> DATA FOR THIS TASK:
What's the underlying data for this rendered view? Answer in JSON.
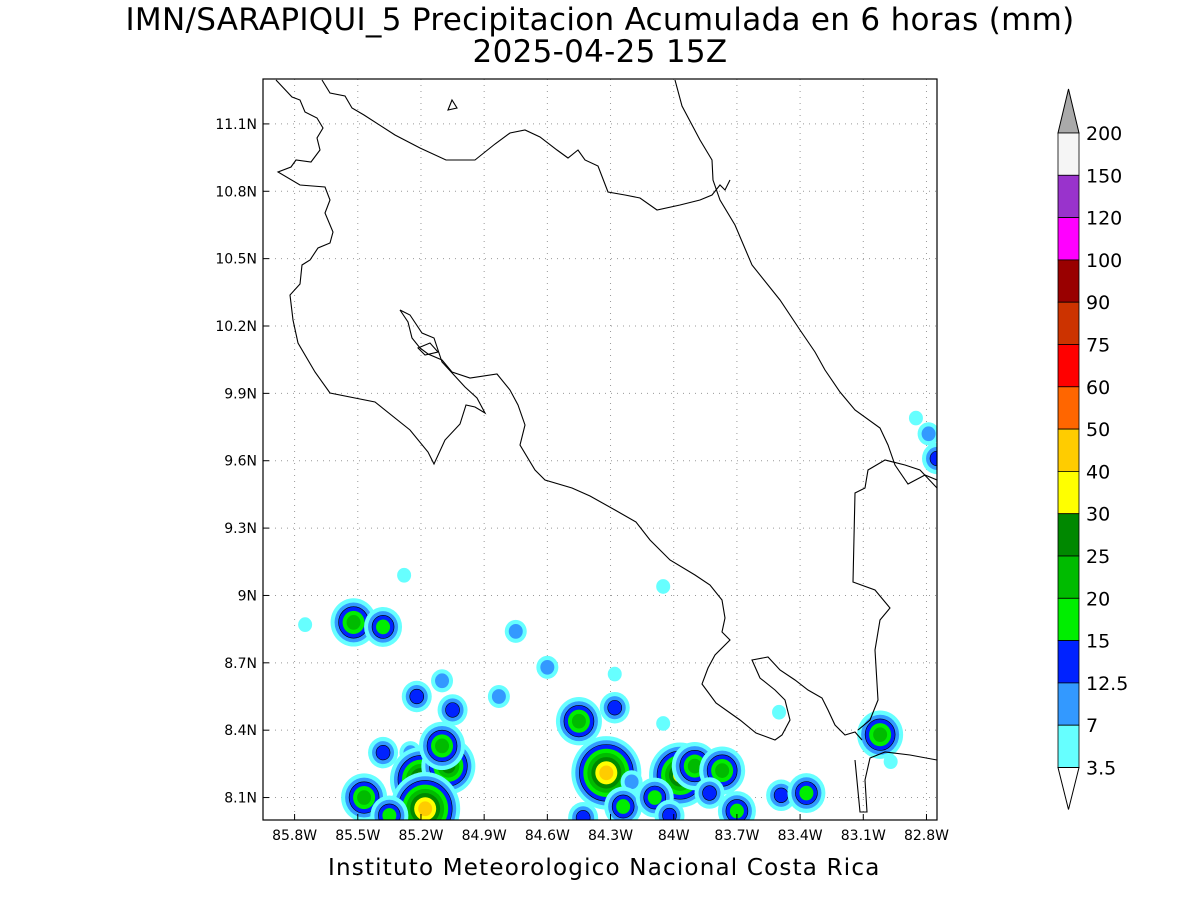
{
  "title": {
    "line1": "IMN/SARAPIQUI_5 Precipitacion Acumulada en 6 horas (mm)",
    "line2": "2025-04-25 15Z"
  },
  "footer": "Instituto Meteorologico Nacional Costa Rica",
  "map": {
    "lon_range": [
      -85.95,
      -82.75
    ],
    "lat_range": [
      8.0,
      11.3
    ],
    "lon_ticks": [
      {
        "value": -85.8,
        "label": "85.8W"
      },
      {
        "value": -85.5,
        "label": "85.5W"
      },
      {
        "value": -85.2,
        "label": "85.2W"
      },
      {
        "value": -84.9,
        "label": "84.9W"
      },
      {
        "value": -84.6,
        "label": "84.6W"
      },
      {
        "value": -84.3,
        "label": "84.3W"
      },
      {
        "value": -84.0,
        "label": "84W"
      },
      {
        "value": -83.7,
        "label": "83.7W"
      },
      {
        "value": -83.4,
        "label": "83.4W"
      },
      {
        "value": -83.1,
        "label": "83.1W"
      },
      {
        "value": -82.8,
        "label": "82.8W"
      }
    ],
    "lat_ticks": [
      {
        "value": 11.1,
        "label": "11.1N"
      },
      {
        "value": 10.8,
        "label": "10.8N"
      },
      {
        "value": 10.5,
        "label": "10.5N"
      },
      {
        "value": 10.2,
        "label": "10.2N"
      },
      {
        "value": 9.9,
        "label": "9.9N"
      },
      {
        "value": 9.6,
        "label": "9.6N"
      },
      {
        "value": 9.3,
        "label": "9.3N"
      },
      {
        "value": 9.0,
        "label": "9N"
      },
      {
        "value": 8.7,
        "label": "8.7N"
      },
      {
        "value": 8.4,
        "label": "8.4N"
      },
      {
        "value": 8.1,
        "label": "8.1N"
      }
    ],
    "grid": true
  },
  "legend": {
    "colors": [
      "#66ffff",
      "#3399ff",
      "#0022ff",
      "#00ee00",
      "#00bb00",
      "#008800",
      "#ffff00",
      "#ffcc00",
      "#ff6600",
      "#ff0000",
      "#cc3300",
      "#990000",
      "#ff00ff",
      "#9933cc",
      "#f5f5f5"
    ],
    "labels": [
      "3.5",
      "7",
      "12.5",
      "15",
      "20",
      "25",
      "30",
      "40",
      "50",
      "60",
      "75",
      "90",
      "100",
      "120",
      "150",
      "200"
    ],
    "over_color": "#aaaaaa"
  },
  "precip_cells": [
    {
      "lon": -85.52,
      "lat": 8.88,
      "mm": 20
    },
    {
      "lon": -85.38,
      "lat": 8.86,
      "mm": 15
    },
    {
      "lon": -85.28,
      "lat": 9.09,
      "mm": 3.5
    },
    {
      "lon": -85.75,
      "lat": 8.87,
      "mm": 3.5
    },
    {
      "lon": -84.75,
      "lat": 8.84,
      "mm": 7
    },
    {
      "lon": -84.6,
      "lat": 8.68,
      "mm": 7
    },
    {
      "lon": -85.22,
      "lat": 8.55,
      "mm": 12.5
    },
    {
      "lon": -85.1,
      "lat": 8.62,
      "mm": 7
    },
    {
      "lon": -85.05,
      "lat": 8.49,
      "mm": 12.5
    },
    {
      "lon": -84.83,
      "lat": 8.55,
      "mm": 7
    },
    {
      "lon": -85.25,
      "lat": 8.3,
      "mm": 7
    },
    {
      "lon": -85.2,
      "lat": 8.18,
      "mm": 30
    },
    {
      "lon": -85.07,
      "lat": 8.24,
      "mm": 25
    },
    {
      "lon": -85.1,
      "lat": 8.33,
      "mm": 20
    },
    {
      "lon": -85.47,
      "lat": 8.1,
      "mm": 20
    },
    {
      "lon": -85.38,
      "lat": 8.3,
      "mm": 12.5
    },
    {
      "lon": -85.18,
      "lat": 8.05,
      "mm": 40
    },
    {
      "lon": -85.35,
      "lat": 8.02,
      "mm": 15
    },
    {
      "lon": -84.45,
      "lat": 8.44,
      "mm": 20
    },
    {
      "lon": -84.28,
      "lat": 8.5,
      "mm": 12.5
    },
    {
      "lon": -84.28,
      "lat": 8.65,
      "mm": 3.5
    },
    {
      "lon": -84.32,
      "lat": 8.21,
      "mm": 40
    },
    {
      "lon": -84.2,
      "lat": 8.17,
      "mm": 7
    },
    {
      "lon": -84.24,
      "lat": 8.06,
      "mm": 15
    },
    {
      "lon": -84.43,
      "lat": 8.01,
      "mm": 12.5
    },
    {
      "lon": -84.05,
      "lat": 8.43,
      "mm": 3.5
    },
    {
      "lon": -83.97,
      "lat": 8.2,
      "mm": 30
    },
    {
      "lon": -83.9,
      "lat": 8.24,
      "mm": 20
    },
    {
      "lon": -83.77,
      "lat": 8.22,
      "mm": 20
    },
    {
      "lon": -83.83,
      "lat": 8.12,
      "mm": 12.5
    },
    {
      "lon": -83.7,
      "lat": 8.04,
      "mm": 15
    },
    {
      "lon": -84.09,
      "lat": 8.1,
      "mm": 15
    },
    {
      "lon": -84.02,
      "lat": 8.02,
      "mm": 12.5
    },
    {
      "lon": -83.49,
      "lat": 8.11,
      "mm": 12.5
    },
    {
      "lon": -83.37,
      "lat": 8.12,
      "mm": 15
    },
    {
      "lon": -83.5,
      "lat": 8.48,
      "mm": 3.5
    },
    {
      "lon": -83.02,
      "lat": 8.38,
      "mm": 20
    },
    {
      "lon": -82.97,
      "lat": 8.26,
      "mm": 3.5
    },
    {
      "lon": -84.05,
      "lat": 9.04,
      "mm": 3.5
    },
    {
      "lon": -82.85,
      "lat": 9.79,
      "mm": 3.5
    },
    {
      "lon": -82.79,
      "lat": 9.72,
      "mm": 7
    },
    {
      "lon": -82.75,
      "lat": 9.61,
      "mm": 12.5
    }
  ]
}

> TASK PROMPT:
Exactly reproduce the entries above, minus the pictures.

> WRITTEN SOLUTION:
What's the underlying data for this rendered view? Answer in JSON.
{
  "title": {
    "line1": "IMN/SARAPIQUI_5 Precipitacion Acumulada en 6 horas (mm)",
    "line2": "2025-04-25 15Z"
  },
  "footer": "Instituto Meteorologico Nacional Costa Rica",
  "map": {
    "lon_range": [
      -85.95,
      -82.75
    ],
    "lat_range": [
      8.0,
      11.3
    ],
    "lon_ticks": [
      {
        "value": -85.8,
        "label": "85.8W"
      },
      {
        "value": -85.5,
        "label": "85.5W"
      },
      {
        "value": -85.2,
        "label": "85.2W"
      },
      {
        "value": -84.9,
        "label": "84.9W"
      },
      {
        "value": -84.6,
        "label": "84.6W"
      },
      {
        "value": -84.3,
        "label": "84.3W"
      },
      {
        "value": -84.0,
        "label": "84W"
      },
      {
        "value": -83.7,
        "label": "83.7W"
      },
      {
        "value": -83.4,
        "label": "83.4W"
      },
      {
        "value": -83.1,
        "label": "83.1W"
      },
      {
        "value": -82.8,
        "label": "82.8W"
      }
    ],
    "lat_ticks": [
      {
        "value": 11.1,
        "label": "11.1N"
      },
      {
        "value": 10.8,
        "label": "10.8N"
      },
      {
        "value": 10.5,
        "label": "10.5N"
      },
      {
        "value": 10.2,
        "label": "10.2N"
      },
      {
        "value": 9.9,
        "label": "9.9N"
      },
      {
        "value": 9.6,
        "label": "9.6N"
      },
      {
        "value": 9.3,
        "label": "9.3N"
      },
      {
        "value": 9.0,
        "label": "9N"
      },
      {
        "value": 8.7,
        "label": "8.7N"
      },
      {
        "value": 8.4,
        "label": "8.4N"
      },
      {
        "value": 8.1,
        "label": "8.1N"
      }
    ],
    "grid": true
  },
  "legend": {
    "colors": [
      "#66ffff",
      "#3399ff",
      "#0022ff",
      "#00ee00",
      "#00bb00",
      "#008800",
      "#ffff00",
      "#ffcc00",
      "#ff6600",
      "#ff0000",
      "#cc3300",
      "#990000",
      "#ff00ff",
      "#9933cc",
      "#f5f5f5"
    ],
    "labels": [
      "3.5",
      "7",
      "12.5",
      "15",
      "20",
      "25",
      "30",
      "40",
      "50",
      "60",
      "75",
      "90",
      "100",
      "120",
      "150",
      "200"
    ],
    "over_color": "#aaaaaa"
  },
  "precip_cells": [
    {
      "lon": -85.52,
      "lat": 8.88,
      "mm": 20
    },
    {
      "lon": -85.38,
      "lat": 8.86,
      "mm": 15
    },
    {
      "lon": -85.28,
      "lat": 9.09,
      "mm": 3.5
    },
    {
      "lon": -85.75,
      "lat": 8.87,
      "mm": 3.5
    },
    {
      "lon": -84.75,
      "lat": 8.84,
      "mm": 7
    },
    {
      "lon": -84.6,
      "lat": 8.68,
      "mm": 7
    },
    {
      "lon": -85.22,
      "lat": 8.55,
      "mm": 12.5
    },
    {
      "lon": -85.1,
      "lat": 8.62,
      "mm": 7
    },
    {
      "lon": -85.05,
      "lat": 8.49,
      "mm": 12.5
    },
    {
      "lon": -84.83,
      "lat": 8.55,
      "mm": 7
    },
    {
      "lon": -85.25,
      "lat": 8.3,
      "mm": 7
    },
    {
      "lon": -85.2,
      "lat": 8.18,
      "mm": 30
    },
    {
      "lon": -85.07,
      "lat": 8.24,
      "mm": 25
    },
    {
      "lon": -85.1,
      "lat": 8.33,
      "mm": 20
    },
    {
      "lon": -85.47,
      "lat": 8.1,
      "mm": 20
    },
    {
      "lon": -85.38,
      "lat": 8.3,
      "mm": 12.5
    },
    {
      "lon": -85.18,
      "lat": 8.05,
      "mm": 40
    },
    {
      "lon": -85.35,
      "lat": 8.02,
      "mm": 15
    },
    {
      "lon": -84.45,
      "lat": 8.44,
      "mm": 20
    },
    {
      "lon": -84.28,
      "lat": 8.5,
      "mm": 12.5
    },
    {
      "lon": -84.28,
      "lat": 8.65,
      "mm": 3.5
    },
    {
      "lon": -84.32,
      "lat": 8.21,
      "mm": 40
    },
    {
      "lon": -84.2,
      "lat": 8.17,
      "mm": 7
    },
    {
      "lon": -84.24,
      "lat": 8.06,
      "mm": 15
    },
    {
      "lon": -84.43,
      "lat": 8.01,
      "mm": 12.5
    },
    {
      "lon": -84.05,
      "lat": 8.43,
      "mm": 3.5
    },
    {
      "lon": -83.97,
      "lat": 8.2,
      "mm": 30
    },
    {
      "lon": -83.9,
      "lat": 8.24,
      "mm": 20
    },
    {
      "lon": -83.77,
      "lat": 8.22,
      "mm": 20
    },
    {
      "lon": -83.83,
      "lat": 8.12,
      "mm": 12.5
    },
    {
      "lon": -83.7,
      "lat": 8.04,
      "mm": 15
    },
    {
      "lon": -84.09,
      "lat": 8.1,
      "mm": 15
    },
    {
      "lon": -84.02,
      "lat": 8.02,
      "mm": 12.5
    },
    {
      "lon": -83.49,
      "lat": 8.11,
      "mm": 12.5
    },
    {
      "lon": -83.37,
      "lat": 8.12,
      "mm": 15
    },
    {
      "lon": -83.5,
      "lat": 8.48,
      "mm": 3.5
    },
    {
      "lon": -83.02,
      "lat": 8.38,
      "mm": 20
    },
    {
      "lon": -82.97,
      "lat": 8.26,
      "mm": 3.5
    },
    {
      "lon": -84.05,
      "lat": 9.04,
      "mm": 3.5
    },
    {
      "lon": -82.85,
      "lat": 9.79,
      "mm": 3.5
    },
    {
      "lon": -82.79,
      "lat": 9.72,
      "mm": 7
    },
    {
      "lon": -82.75,
      "lat": 9.61,
      "mm": 12.5
    }
  ]
}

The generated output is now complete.